[Source records]
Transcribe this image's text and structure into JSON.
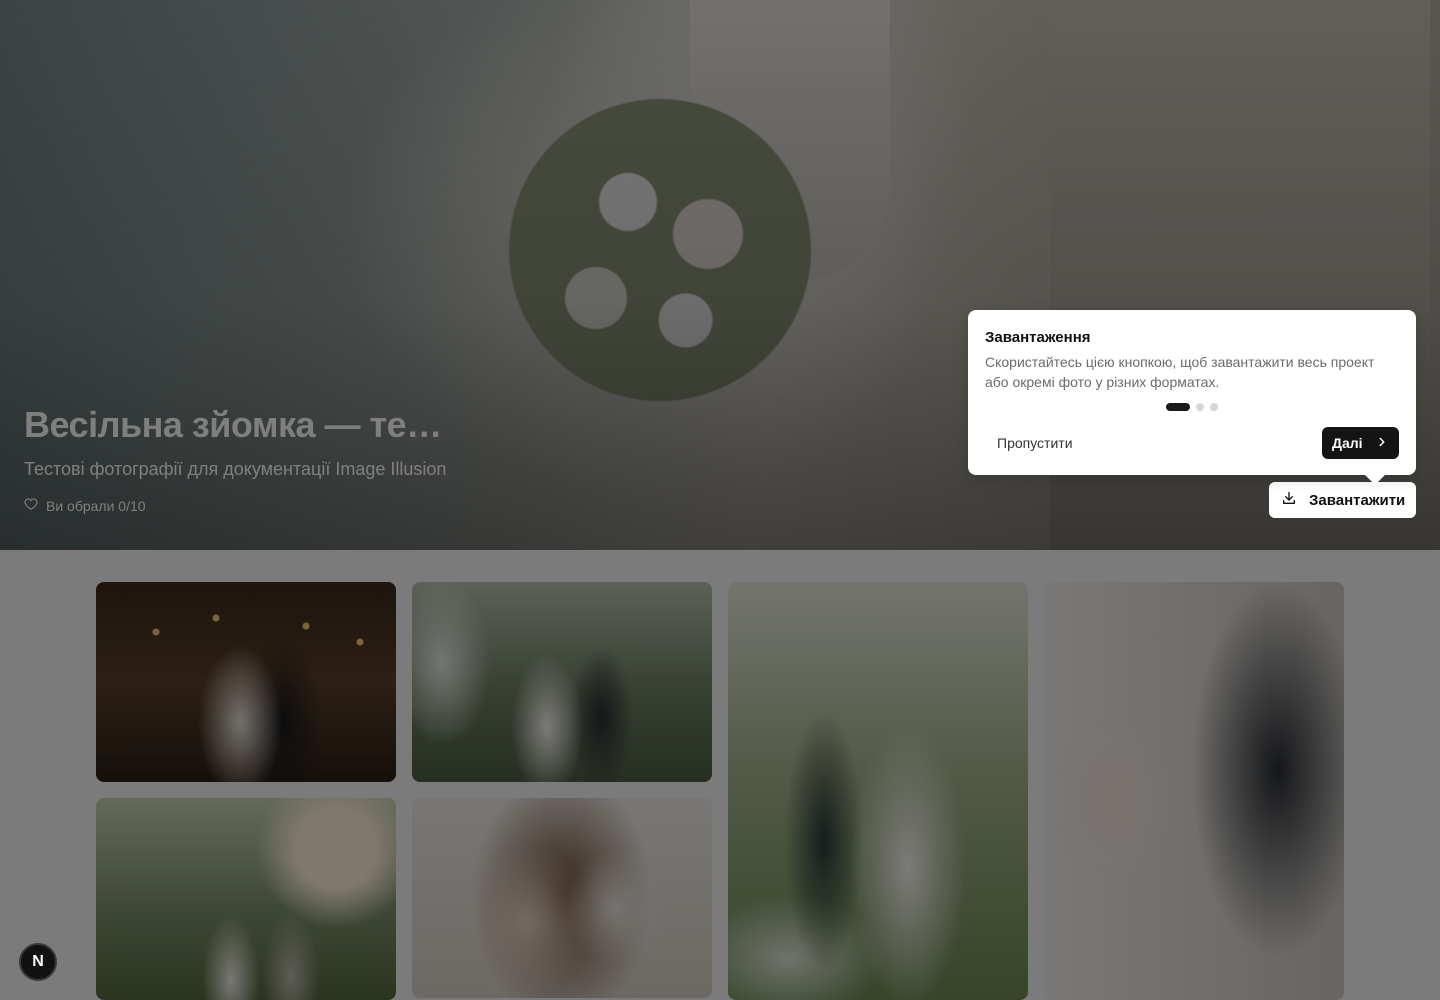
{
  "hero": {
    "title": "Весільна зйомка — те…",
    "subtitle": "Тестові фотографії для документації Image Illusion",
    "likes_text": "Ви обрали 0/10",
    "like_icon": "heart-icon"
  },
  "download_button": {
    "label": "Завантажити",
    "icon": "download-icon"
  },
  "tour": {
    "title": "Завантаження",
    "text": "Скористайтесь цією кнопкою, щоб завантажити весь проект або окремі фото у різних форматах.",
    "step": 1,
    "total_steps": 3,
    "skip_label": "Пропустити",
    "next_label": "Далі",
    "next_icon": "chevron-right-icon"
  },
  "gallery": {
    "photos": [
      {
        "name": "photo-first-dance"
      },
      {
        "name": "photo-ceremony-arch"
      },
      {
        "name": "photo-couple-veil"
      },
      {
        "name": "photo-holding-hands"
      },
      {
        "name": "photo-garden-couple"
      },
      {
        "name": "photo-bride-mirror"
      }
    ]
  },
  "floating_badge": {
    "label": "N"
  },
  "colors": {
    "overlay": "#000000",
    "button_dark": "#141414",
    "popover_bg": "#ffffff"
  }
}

Challenge — Tell how many lines include "name". The number is the whole answer.

Completed task — 6